━━━ Rows

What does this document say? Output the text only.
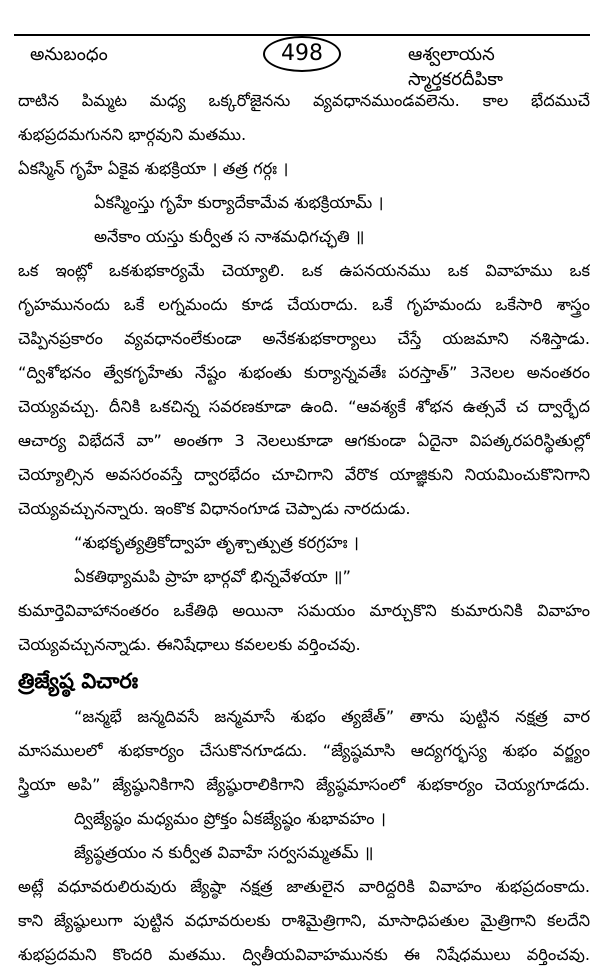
అనుబంధం	ఆశ్వలాయన స్మార్తకరదీపికా
498
దాటిన పిమ్మట మధ్య ఒక్కరోజైనను వ్యవధానముండవలెను. కాల భేదముచే
శుభప్రదమగునని భార్గవుని మతము.
ఏకస్మిన్ గృహే ఏకైవ శుభక్రియా । తత్ర గర్గః ।
ఏకస్మింస్తు గృహే కుర్యాదేకామేవ శుభక్రియామ్ ।
అనేకాం యస్తు కుర్వీత స నాశమధిగచ్ఛతి ॥
ఒక ఇంట్లో ఒకశుభకార్యమే చెయ్యాలి. ఒక ఉపనయనము ఒక వివాహము ఒక
గృహమునందు ఒకే లగ్నమందు కూడ చేయరాదు. ఒకే గృహమందు ఒకేసారి శాస్త్రం
చెప్పినప్రకారం వ్యవధానంలేకుండా అనేకశుభకార్యాలు చేస్తే యజమాని నశిస్తాడు.
“ద్విశోభనం త్వేకగృహేతు నేష్టం శుభంతు కుర్యాన్నవతేః పరస్తాత్” 3నెలల అనంతరం
చెయ్యవచ్చు. దీనికి ఒకచిన్న సవరణకూడా ఉంది. “ఆవశ్యకే శోభన ఉత్సవే చ ద్వార్భేద
ఆచార్య విభేదనే వా” అంతగా 3 నెలలుకూడా ఆగకుండా ఏదైనా విపత్కరపరిస్థితుల్లో
చెయ్యాల్సిన అవసరంవస్తే ద్వారభేదం చూచిగాని వేరొక యాజ్ఞికుని నియమించుకొనిగాని
చెయ్యవచ్చునన్నారు. ఇంకొక విధానంగూడ చెప్పాడు నారదుడు.
“శుభకృత్యత్రికోద్వాహ తృశ్చాత్పుత్ర కరగ్రహః ।
ఏకతిథ్యామపి ప్రాహ భార్గవో భిన్నవేళయా ॥”
కుమార్తెవివాహానంతరం ఒకేతిథి అయినా సమయం మార్చుకొని కుమారునికి వివాహం
చెయ్యవచ్చునన్నాడు. ఈనిషేధాలు కవలలకు వర్తించవు.
త్రిజ్యేష్ఠ విచారః
“జన్మభే జన్మదివసే జన్మమాసే శుభం త్యజేత్” తాను పుట్టిన నక్షత్ర వార
మాసములలో శుభకార్యం చేసుకొనగూడదు. “జ్యేష్ఠమాసి ఆద్యగర్భస్య శుభం వర్జ్యం
స్త్రియా అపి” జ్యేష్ఠునికిగాని జ్యేష్ఠురాలికిగాని జ్యేష్ఠమాసంలో శుభకార్యం చెయ్యగూడదు.
ద్విజ్యేష్ఠం మధ్యమం ప్రోక్తం ఏకజ్యేష్ఠం శుభావహం ।
జ్యేష్ఠత్రయం న కుర్వీత వివాహే సర్వసమ్మతమ్ ॥
అట్లే వధూవరులిరువురు జ్యేష్ఠా నక్షత్ర జాతులైన వారిద్దరికి వివాహం శుభప్రదంకాదు.
కాని జ్యేష్ఠులుగా పుట్టిన వధూవరులకు రాశిమైత్రిగాని, మాసాధిపతుల మైత్రిగాని కలదేని
శుభప్రదమని కొందరి మతము. ద్వితీయవివాహమునకు ఈ నిషేధములు వర్తించవు.
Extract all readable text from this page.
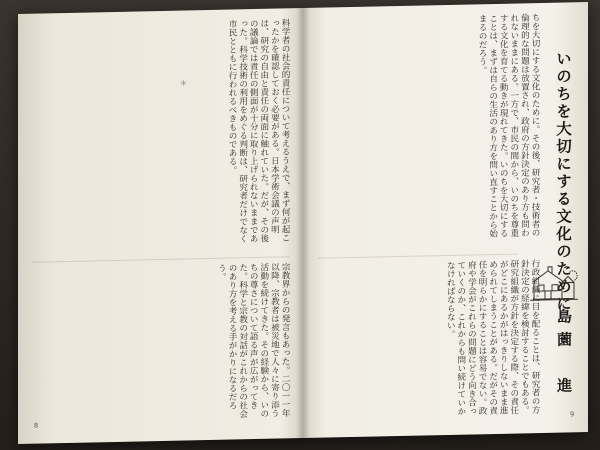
科学者の社会的責任について考えるうえで、まず何が起こったかを確認しておく必要がある。日本学術会議の声明は、研究の自由と責任の両面に触れていた。だが、その後の議論では責任の側面が十分に取り上げられないままであった。科学技術の利用をめぐる判断は、研究者だけでなく市民とともに行われるべきものである。
宗教界からの発言もあった。二〇一一年以降、宗教者は被災地で人々に寄り添う活動を続けてきた。その経験から、いのちの尊さについて語る声が広がってきた。科学と宗教の対話がこれからの社会のあり方を考える手がかりになるだろう。
＊
8
ちを大切にする文化のために。その後、研究者・技術者の倫理的な問題は放置され、政府の方針決定のあり方も問われないままにある。一方で、市民の間から、いのちを尊重する文化を育てる動きが現れてきた。いのちを大切にすることは、まずは自らの生活のあり方を問い直すことから始まるのだろう。
いのちを大切にする文化のために
島薗　進
行政組織に目を配ることは、研究者の方針決定の経緯を検討することでもある。研究組織が方針を決定する際、その責任がどこにあるかがはっきりしないまま進められてしまうことがある。だがその責任を明らかにすることは容易でない。政府や学会がこれらの問題にどう向き合っていくのか、これからも問い続けていかなければならない。
9
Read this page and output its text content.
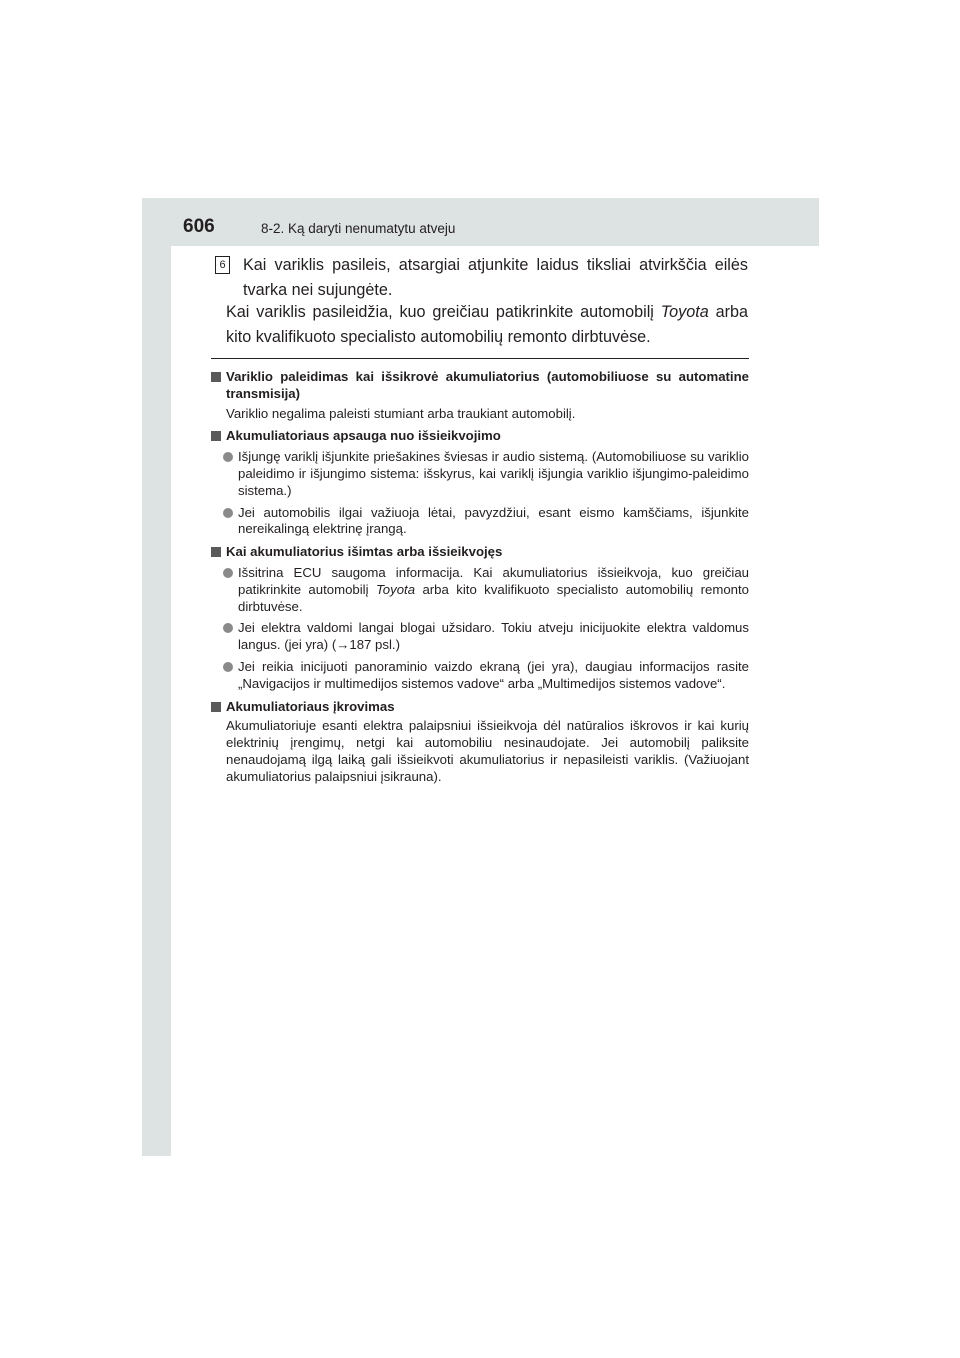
606	8-2. Ką daryti nenumatytu atveju
6 Kai variklis pasileis, atsargiai atjunkite laidus tiksliai atvirkščia eilės tvarka nei sujungėte.
Kai variklis pasileidžia, kuo greičiau patikrinkite automobilį Toyota arba kito kvalifikuoto specialisto automobilių remonto dirbtuvėse.
Variklio paleidimas kai išsikrovė akumuliatorius (automobiliuose su automatine transmisija)
Variklio negalima paleisti stumiant arba traukiant automobilį.
Akumuliatoriaus apsauga nuo išsieikvojimo
Išjungę variklį išjunkite priešakines šviesas ir audio sistemą. (Automobiliuose su variklio paleidimo ir išjungimo sistema: išskyrus, kai variklį išjungia variklio išjungimo-paleidimo sistema.)
Jei automobilis ilgai važiuoja lėtai, pavyzdžiui, esant eismo kamščiams, išjunkite nereikalingą elektrinę įrangą.
Kai akumuliatorius išimtas arba išsieikvojęs
Išsitrina ECU saugoma informacija. Kai akumuliatorius išsieikvoja, kuo greičiau patikrinkite automobilį Toyota arba kito kvalifikuoto specialisto automobilių remonto dirbtuvėse.
Jei elektra valdomi langai blogai užsidaro. Tokiu atveju inicijuokite elektra valdomus langus. (jei yra) (→187 psl.)
Jei reikia inicijuoti panoraminio vaizdo ekraną (jei yra), daugiau informacijos rasite „Navigacijos ir multimedijos sistemos vadove“ arba „Multimedijos sistemos vadove“.
Akumuliatoriaus įkrovimas
Akumuliatoriuje esanti elektra palaipsniui išsieikvoja dėl natūralios iškrovos ir kai kurių elektrinių įrengimų, netgi kai automobiliu nesinaudojate. Jei automobilį paliksite nenaudojamą ilgą laiką gali išsieikvoti akumuliatorius ir nepasileisti variklis. (Važiuojant akumuliatorius palaipsniui įsikrauna).
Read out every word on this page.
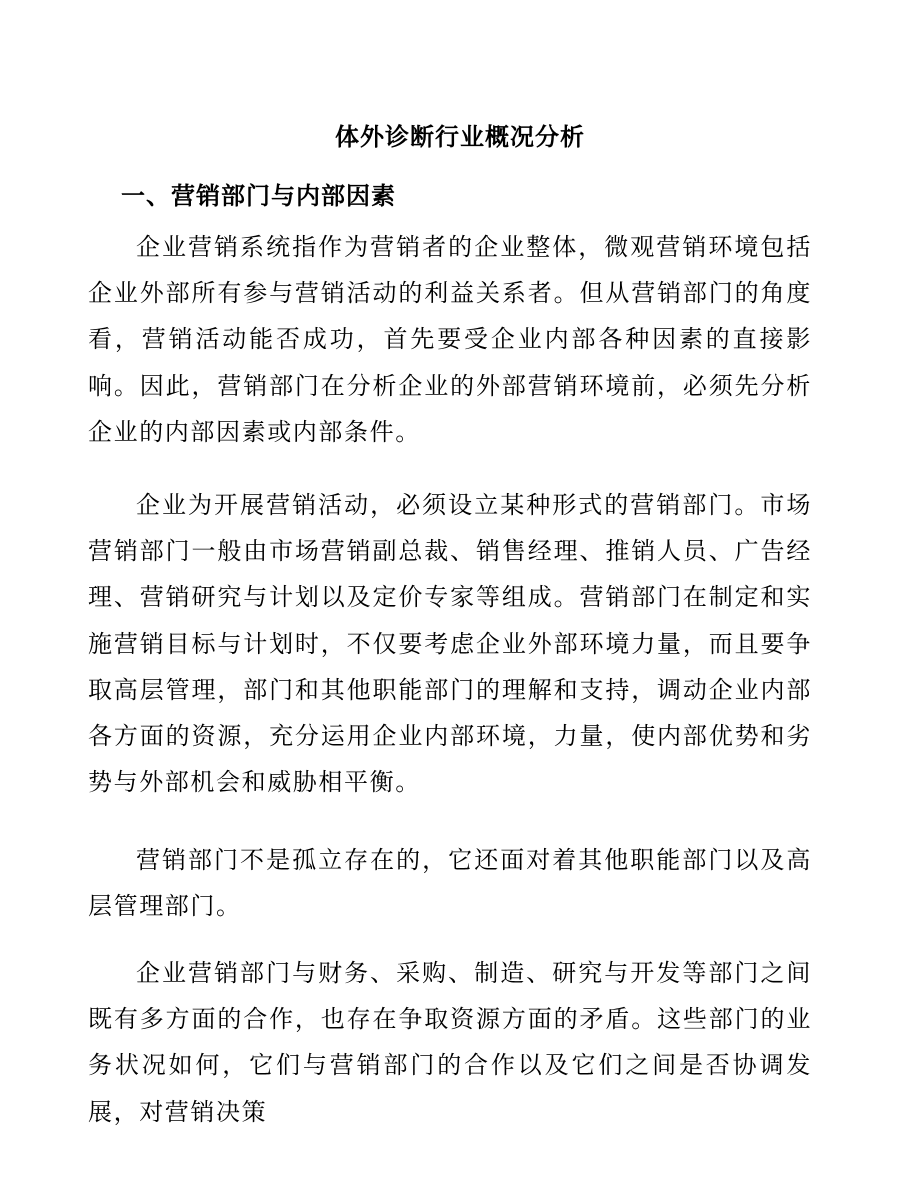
体外诊断行业概况分析
一、营销部门与内部因素

企业营销系统指作为营销者的企业整体，微观营销环境包括企业外部所有参与营销活动的利益关系者。但从营销部门的角度看，营销活动能否成功，首先要受企业内部各种因素的直接影响。因此，营销部门在分析企业的外部营销环境前，必须先分析企业的内部因素或内部条件。

企业为开展营销活动，必须设立某种形式的营销部门。市场营销部门一般由市场营销副总裁、销售经理、推销人员、广告经理、营销研究与计划以及定价专家等组成。营销部门在制定和实施营销目标与计划时，不仅要考虑企业外部环境力量，而且要争取高层管理，部门和其他职能部门的理解和支持，调动企业内部各方面的资源，充分运用企业内部环境，力量，使内部优势和劣势与外部机会和威胁相平衡。

营销部门不是孤立存在的，它还面对着其他职能部门以及高层管理部门。

企业营销部门与财务、采购、制造、研究与开发等部门之间既有多方面的合作，也存在争取资源方面的矛盾。这些部门的业务状况如何，它们与营销部门的合作以及它们之间是否协调发展，对营销决策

━━━━━━

• **Exercise details**
Without including any picture, repeat the data exactly.

• **Task answer**
What does this document say? Output the text only.
అనుబంధం	ఆశ్వలాయన స్మార్తకరదీపికా
498
దాటిన పిమ్మట మధ్య ఒక్కరోజైనను వ్యవధానముండవలెను. కాల భేదముచే
శుభప్రదమగునని భార్గవుని మతము.
ఏకస్మిన్ గృహే ఏకైవ శుభక్రియా । తత్ర గర్గః ।
ఏకస్మింస్తు గృహే కుర్యాదేకామేవ శుభక్రియామ్ ।
అనేకాం యస్తు కుర్వీత స నాశమధిగచ్ఛతి ॥
ఒక ఇంట్లో ఒకశుభకార్యమే చెయ్యాలి. ఒక ఉపనయనము ఒక వివాహము ఒక
గృహమునందు ఒకే లగ్నమందు కూడ చేయరాదు. ఒకే గృహమందు ఒకేసారి శాస్త్రం
చెప్పినప్రకారం వ్యవధానంలేకుండా అనేకశుభకార్యాలు చేస్తే యజమాని నశిస్తాడు.
“ద్విశోభనం త్వేకగృహేతు నేష్టం శుభంతు కుర్యాన్నవతేః పరస్తాత్” 3నెలల అనంతరం
చెయ్యవచ్చు. దీనికి ఒకచిన్న సవరణకూడా ఉంది. “ఆవశ్యకే శోభన ఉత్సవే చ ద్వార్భేద
ఆచార్య విభేదనే వా” అంతగా 3 నెలలుకూడా ఆగకుండా ఏదైనా విపత్కరపరిస్థితుల్లో
చెయ్యాల్సిన అవసరంవస్తే ద్వారభేదం చూచిగాని వేరొక యాజ్ఞికుని నియమించుకొనిగాని
చెయ్యవచ్చునన్నారు. ఇంకొక విధానంగూడ చెప్పాడు నారదుడు.
“శుభకృత్యత్రికోద్వాహ తృశ్చాత్పుత్ర కరగ్రహః ।
ఏకతిథ్యామపి ప్రాహ భార్గవో భిన్నవేళయా ॥”
కుమార్తెవివాహానంతరం ఒకేతిథి అయినా సమయం మార్చుకొని కుమారునికి వివాహం
చెయ్యవచ్చునన్నాడు. ఈనిషేధాలు కవలలకు వర్తించవు.
త్రిజ్యేష్ఠ విచారః
“జన్మభే జన్మదివసే జన్మమాసే శుభం త్యజేత్” తాను పుట్టిన నక్షత్ర వార
మాసములలో శుభకార్యం చేసుకొనగూడదు. “జ్యేష్ఠమాసి ఆద్యగర్భస్య శుభం వర్జ్యం
స్త్రియా అపి” జ్యేష్ఠునికిగాని జ్యేష్ఠురాలికిగాని జ్యేష్ఠమాసంలో శుభకార్యం చెయ్యగూడదు.
ద్విజ్యేష్ఠం మధ్యమం ప్రోక్తం ఏకజ్యేష్ఠం శుభావహం ।
జ్యేష్ఠత్రయం న కుర్వీత వివాహే సర్వసమ్మతమ్ ॥
అట్లే వధూవరులిరువురు జ్యేష్ఠా నక్షత్ర జాతులైన వారిద్దరికి వివాహం శుభప్రదంకాదు.
కాని జ్యేష్ఠులుగా పుట్టిన వధూవరులకు రాశిమైత్రిగాని, మాసాధిపతుల మైత్రిగాని కలదేని
శుభప్రదమని కొందరి మతము. ద్వితీయవివాహమునకు ఈ నిషేధములు వర్తించవు.
Extract all readable text from this page.
科学者の社会的責任について考えるうえで、まず何が起こったかを確認しておく必要がある。日本学術会議の声明は、研究の自由と責任の両面に触れていた。だが、その後の議論では責任の側面が十分に取り上げられないままであった。科学技術の利用をめぐる判断は、研究者だけでなく市民とともに行われるべきものである。
宗教界からの発言もあった。二〇一一年以降、宗教者は被災地で人々に寄り添う活動を続けてきた。その経験から、いのちの尊さについて語る声が広がってきた。科学と宗教の対話がこれからの社会のあり方を考える手がかりになるだろう。
＊
8
ちを大切にする文化のために。その後、研究者・技術者の倫理的な問題は放置され、政府の方針決定のあり方も問われないままにある。一方で、市民の間から、いのちを尊重する文化を育てる動きが現れてきた。いのちを大切にすることは、まずは自らの生活のあり方を問い直すことから始まるのだろう。
いのちを大切にする文化のために
島薗　進
行政組織に目を配ることは、研究者の方針決定の経緯を検討することでもある。研究組織が方針を決定する際、その責任がどこにあるかがはっきりしないまま進められてしまうことがある。だがその責任を明らかにすることは容易でない。政府や学会がこれらの問題にどう向き合っていくのか、これからも問い続けていかなければならない。
9
Read this page and output its text content.
606	8-2. Ką daryti nenumatytu atveju
6 Kai variklis pasileis, atsargiai atjunkite laidus tiksliai atvirkščia eilės tvarka nei sujungėte.
Kai variklis pasileidžia, kuo greičiau patikrinkite automobilį Toyota arba kito kvalifikuoto specialisto automobilių remonto dirbtuvėse.
Variklio paleidimas kai išsikrovė akumuliatorius (automobiliuose su automatine transmisija)
Variklio negalima paleisti stumiant arba traukiant automobilį.
Akumuliatoriaus apsauga nuo išsieikvojimo
Išjungę variklį išjunkite priešakines šviesas ir audio sistemą. (Automobiliuose su variklio paleidimo ir išjungimo sistema: išskyrus, kai variklį išjungia variklio išjungimo-paleidimo sistema.)
Jei automobilis ilgai važiuoja lėtai, pavyzdžiui, esant eismo kamščiams, išjunkite nereikalingą elektrinę įrangą.
Kai akumuliatorius išimtas arba išsieikvojęs
Išsitrina ECU saugoma informacija. Kai akumuliatorius išsieikvoja, kuo greičiau patikrinkite automobilį Toyota arba kito kvalifikuoto specialisto automobilių remonto dirbtuvėse.
Jei elektra valdomi langai blogai užsidaro. Tokiu atveju inicijuokite elektra valdomus langus. (jei yra) (→187 psl.)
Jei reikia inicijuoti panoraminio vaizdo ekraną (jei yra), daugiau informacijos rasite „Navigacijos ir multimedijos sistemos vadove“ arba „Multimedijos sistemos vadove“.
Akumuliatoriaus įkrovimas
Akumuliatoriuje esanti elektra palaipsniui išsieikvoja dėl natūralios iškrovos ir kai kurių elektrinių įrengimų, netgi kai automobiliu nesinaudojate. Jei automobilį paliksite nenaudojamą ilgą laiką gali išsieikvoti akumuliatorius ir nepasileisti variklis. (Važiuojant akumuliatorius palaipsniui įsikrauna).
Read out every word on this page.
体外诊断行业概况分析
一、营销部门与内部因素

企业营销系统指作为营销者的企业整体，微观营销环境包括企业外部所有参与营销活动的利益关系者。但从营销部门的角度看，营销活动能否成功，首先要受企业内部各种因素的直接影响。因此，营销部门在分析企业的外部营销环境前，必须先分析企业的内部因素或内部条件。

企业为开展营销活动，必须设立某种形式的营销部门。市场营销部门一般由市场营销副总裁、销售经理、推销人员、广告经理、营销研究与计划以及定价专家等组成。营销部门在制定和实施营销目标与计划时，不仅要考虑企业外部环境力量，而且要争取高层管理，部门和其他职能部门的理解和支持，调动企业内部各方面的资源，充分运用企业内部环境，力量，使内部优势和劣势与外部机会和威胁相平衡。

营销部门不是孤立存在的，它还面对着其他职能部门以及高层管理部门。

企业营销部门与财务、采购、制造、研究与开发等部门之间既有多方面的合作，也存在争取资源方面的矛盾。这些部门的业务状况如何，它们与营销部门的合作以及它们之间是否协调发展，对营销决策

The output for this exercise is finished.